JOB: Reproduce all records verbatim.

(Collected data)
*-*-*
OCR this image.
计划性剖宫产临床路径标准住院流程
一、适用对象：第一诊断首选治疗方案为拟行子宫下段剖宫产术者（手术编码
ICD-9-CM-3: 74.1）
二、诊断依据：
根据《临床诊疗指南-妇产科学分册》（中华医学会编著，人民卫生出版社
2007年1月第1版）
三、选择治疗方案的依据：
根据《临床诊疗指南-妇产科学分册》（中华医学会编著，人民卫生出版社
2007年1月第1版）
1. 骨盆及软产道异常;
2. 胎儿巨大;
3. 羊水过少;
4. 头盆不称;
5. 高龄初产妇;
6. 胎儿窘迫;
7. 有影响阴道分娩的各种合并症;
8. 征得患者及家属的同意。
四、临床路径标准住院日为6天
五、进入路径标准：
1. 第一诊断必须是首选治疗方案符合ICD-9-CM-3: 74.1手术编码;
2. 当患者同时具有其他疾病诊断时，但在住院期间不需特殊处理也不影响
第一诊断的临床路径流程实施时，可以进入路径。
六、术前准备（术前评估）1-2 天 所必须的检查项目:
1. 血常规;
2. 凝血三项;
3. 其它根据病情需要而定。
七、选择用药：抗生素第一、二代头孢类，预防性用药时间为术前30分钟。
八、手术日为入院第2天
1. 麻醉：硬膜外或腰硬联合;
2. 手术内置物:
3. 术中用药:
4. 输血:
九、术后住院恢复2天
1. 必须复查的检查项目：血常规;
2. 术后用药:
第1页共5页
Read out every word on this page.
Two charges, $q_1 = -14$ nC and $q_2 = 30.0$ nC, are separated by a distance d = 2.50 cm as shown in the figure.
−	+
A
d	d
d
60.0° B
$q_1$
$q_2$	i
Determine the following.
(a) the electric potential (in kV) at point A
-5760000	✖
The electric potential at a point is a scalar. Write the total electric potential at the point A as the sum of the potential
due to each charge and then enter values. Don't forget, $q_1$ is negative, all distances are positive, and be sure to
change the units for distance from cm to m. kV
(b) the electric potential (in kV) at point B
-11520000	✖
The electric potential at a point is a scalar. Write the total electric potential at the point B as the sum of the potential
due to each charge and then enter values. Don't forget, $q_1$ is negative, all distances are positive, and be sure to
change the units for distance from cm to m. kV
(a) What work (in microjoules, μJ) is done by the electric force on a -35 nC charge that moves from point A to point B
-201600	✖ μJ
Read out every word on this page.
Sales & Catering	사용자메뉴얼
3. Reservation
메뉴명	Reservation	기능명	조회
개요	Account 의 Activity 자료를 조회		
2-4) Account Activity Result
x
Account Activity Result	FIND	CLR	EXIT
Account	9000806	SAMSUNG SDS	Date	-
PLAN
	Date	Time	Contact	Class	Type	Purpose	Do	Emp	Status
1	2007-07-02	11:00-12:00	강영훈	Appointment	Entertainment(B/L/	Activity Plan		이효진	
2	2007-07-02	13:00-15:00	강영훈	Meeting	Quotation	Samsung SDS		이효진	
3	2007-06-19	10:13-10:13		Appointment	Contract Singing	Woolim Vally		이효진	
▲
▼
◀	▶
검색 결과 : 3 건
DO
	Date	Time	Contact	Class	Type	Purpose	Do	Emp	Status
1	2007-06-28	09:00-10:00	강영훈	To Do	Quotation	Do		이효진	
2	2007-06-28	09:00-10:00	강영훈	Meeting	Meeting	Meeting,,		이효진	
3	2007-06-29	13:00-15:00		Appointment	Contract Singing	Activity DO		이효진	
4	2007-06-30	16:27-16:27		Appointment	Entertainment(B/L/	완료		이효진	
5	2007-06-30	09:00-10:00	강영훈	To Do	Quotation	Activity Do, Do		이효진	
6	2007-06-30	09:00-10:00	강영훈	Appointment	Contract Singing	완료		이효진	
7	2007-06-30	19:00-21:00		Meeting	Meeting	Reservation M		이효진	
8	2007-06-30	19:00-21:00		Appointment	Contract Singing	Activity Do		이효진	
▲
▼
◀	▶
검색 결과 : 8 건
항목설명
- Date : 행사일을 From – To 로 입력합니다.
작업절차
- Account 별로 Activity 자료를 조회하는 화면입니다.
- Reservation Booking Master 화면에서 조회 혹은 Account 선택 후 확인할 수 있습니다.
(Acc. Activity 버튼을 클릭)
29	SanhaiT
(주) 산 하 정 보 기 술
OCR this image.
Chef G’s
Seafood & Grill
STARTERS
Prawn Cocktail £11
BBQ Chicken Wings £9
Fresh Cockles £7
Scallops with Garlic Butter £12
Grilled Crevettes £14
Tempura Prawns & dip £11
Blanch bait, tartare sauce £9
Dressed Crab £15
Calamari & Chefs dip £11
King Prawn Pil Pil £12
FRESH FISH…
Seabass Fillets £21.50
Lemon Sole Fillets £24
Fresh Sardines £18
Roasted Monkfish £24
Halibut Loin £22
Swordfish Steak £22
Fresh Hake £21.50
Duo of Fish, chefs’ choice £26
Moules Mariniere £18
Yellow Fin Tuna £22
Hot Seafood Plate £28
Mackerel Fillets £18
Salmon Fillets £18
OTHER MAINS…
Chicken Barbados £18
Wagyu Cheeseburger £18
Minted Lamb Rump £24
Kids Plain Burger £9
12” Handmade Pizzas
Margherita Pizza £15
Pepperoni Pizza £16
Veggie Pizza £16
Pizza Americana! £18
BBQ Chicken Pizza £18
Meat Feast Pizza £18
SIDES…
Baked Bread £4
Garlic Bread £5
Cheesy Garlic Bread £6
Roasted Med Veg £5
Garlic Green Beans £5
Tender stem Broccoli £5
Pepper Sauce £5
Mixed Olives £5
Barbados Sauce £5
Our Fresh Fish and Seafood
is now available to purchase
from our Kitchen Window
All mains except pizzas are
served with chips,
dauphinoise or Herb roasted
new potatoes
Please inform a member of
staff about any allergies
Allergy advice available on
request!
*-*-*
ANSWER IN FULL:
OCR this image.
计划性剖宫产临床路径标准住院流程
一、适用对象：第一诊断首选治疗方案为拟行子宫下段剖宫产术者（手术编码
ICD-9-CM-3: 74.1）
二、诊断依据：
根据《临床诊疗指南-妇产科学分册》（中华医学会编著，人民卫生出版社
2007年1月第1版）
三、选择治疗方案的依据：
根据《临床诊疗指南-妇产科学分册》（中华医学会编著，人民卫生出版社
2007年1月第1版）
1. 骨盆及软产道异常;
2. 胎儿巨大;
3. 羊水过少;
4. 头盆不称;
5. 高龄初产妇;
6. 胎儿窘迫;
7. 有影响阴道分娩的各种合并症;
8. 征得患者及家属的同意。
四、临床路径标准住院日为6天
五、进入路径标准：
1. 第一诊断必须是首选治疗方案符合ICD-9-CM-3: 74.1手术编码;
2. 当患者同时具有其他疾病诊断时，但在住院期间不需特殊处理也不影响
第一诊断的临床路径流程实施时，可以进入路径。
六、术前准备（术前评估）1-2 天 所必须的检查项目:
1. 血常规;
2. 凝血三项;
3. 其它根据病情需要而定。
七、选择用药：抗生素第一、二代头孢类，预防性用药时间为术前30分钟。
八、手术日为入院第2天
1. 麻醉：硬膜外或腰硬联合;
2. 手术内置物:
3. 术中用药:
4. 输血:
九、术后住院恢复2天
1. 必须复查的检查项目：血常规;
2. 术后用药:
第1页共5页
Read out every word on this page.
Two charges, $q_1 = -14$ nC and $q_2 = 30.0$ nC, are separated by a distance d = 2.50 cm as shown in the figure.
−	+
A
d	d
d
60.0° B
$q_1$
$q_2$	i
Determine the following.
(a) the electric potential (in kV) at point A
-5760000	✖
The electric potential at a point is a scalar. Write the total electric potential at the point A as the sum of the potential
due to each charge and then enter values. Don't forget, $q_1$ is negative, all distances are positive, and be sure to
change the units for distance from cm to m. kV
(b) the electric potential (in kV) at point B
-11520000	✖
The electric potential at a point is a scalar. Write the total electric potential at the point B as the sum of the potential
due to each charge and then enter values. Don't forget, $q_1$ is negative, all distances are positive, and be sure to
change the units for distance from cm to m. kV
(a) What work (in microjoules, μJ) is done by the electric force on a -35 nC charge that moves from point A to point B
-201600	✖ μJ
Read out every word on this page.
Sales & Catering	사용자메뉴얼
3. Reservation
메뉴명	Reservation	기능명	조회
개요	Account 의 Activity 자료를 조회		
2-4) Account Activity Result
x
Account Activity Result	FIND	CLR	EXIT
Account	9000806	SAMSUNG SDS	Date	-
PLAN
	Date	Time	Contact	Class	Type	Purpose	Do	Emp	Status
1	2007-07-02	11:00-12:00	강영훈	Appointment	Entertainment(B/L/	Activity Plan		이효진	
2	2007-07-02	13:00-15:00	강영훈	Meeting	Quotation	Samsung SDS		이효진	
3	2007-06-19	10:13-10:13		Appointment	Contract Singing	Woolim Vally		이효진	
▲
▼
◀	▶
검색 결과 : 3 건
DO
	Date	Time	Contact	Class	Type	Purpose	Do	Emp	Status
1	2007-06-28	09:00-10:00	강영훈	To Do	Quotation	Do		이효진	
2	2007-06-28	09:00-10:00	강영훈	Meeting	Meeting	Meeting,,		이효진	
3	2007-06-29	13:00-15:00		Appointment	Contract Singing	Activity DO		이효진	
4	2007-06-30	16:27-16:27		Appointment	Entertainment(B/L/	완료		이효진	
5	2007-06-30	09:00-10:00	강영훈	To Do	Quotation	Activity Do, Do		이효진	
6	2007-06-30	09:00-10:00	강영훈	Appointment	Contract Singing	완료		이효진	
7	2007-06-30	19:00-21:00		Meeting	Meeting	Reservation M		이효진	
8	2007-06-30	19:00-21:00		Appointment	Contract Singing	Activity Do		이효진	
▲
▼
◀	▶
검색 결과 : 8 건
항목설명
- Date : 행사일을 From – To 로 입력합니다.
작업절차
- Account 별로 Activity 자료를 조회하는 화면입니다.
- Reservation Booking Master 화면에서 조회 혹은 Account 선택 후 확인할 수 있습니다.
(Acc. Activity 버튼을 클릭)
29	SanhaiT
(주) 산 하 정 보 기 술
OCR this image.
Chef G’s
Seafood & Grill
STARTERS
Prawn Cocktail £11
BBQ Chicken Wings £9
Fresh Cockles £7
Scallops with Garlic Butter £12
Grilled Crevettes £14
Tempura Prawns & dip £11
Blanch bait, tartare sauce £9
Dressed Crab £15
Calamari & Chefs dip £11
King Prawn Pil Pil £12
FRESH FISH…
Seabass Fillets £21.50
Lemon Sole Fillets £24
Fresh Sardines £18
Roasted Monkfish £24
Halibut Loin £22
Swordfish Steak £22
Fresh Hake £21.50
Duo of Fish, chefs’ choice £26
Moules Mariniere £18
Yellow Fin Tuna £22
Hot Seafood Plate £28
Mackerel Fillets £18
Salmon Fillets £18
OTHER MAINS…
Chicken Barbados £18
Wagyu Cheeseburger £18
Minted Lamb Rump £24
Kids Plain Burger £9
12” Handmade Pizzas
Margherita Pizza £15
Pepperoni Pizza £16
Veggie Pizza £16
Pizza Americana! £18
BBQ Chicken Pizza £18
Meat Feast Pizza £18
SIDES…
Baked Bread £4
Garlic Bread £5
Cheesy Garlic Bread £6
Roasted Med Veg £5
Garlic Green Beans £5
Tender stem Broccoli £5
Pepper Sauce £5
Mixed Olives £5
Barbados Sauce £5
Our Fresh Fish and Seafood
is now available to purchase
from our Kitchen Window
All mains except pizzas are
served with chips,
dauphinoise or Herb roasted
new potatoes
Please inform a member of
staff about any allergies
Allergy advice available on
request!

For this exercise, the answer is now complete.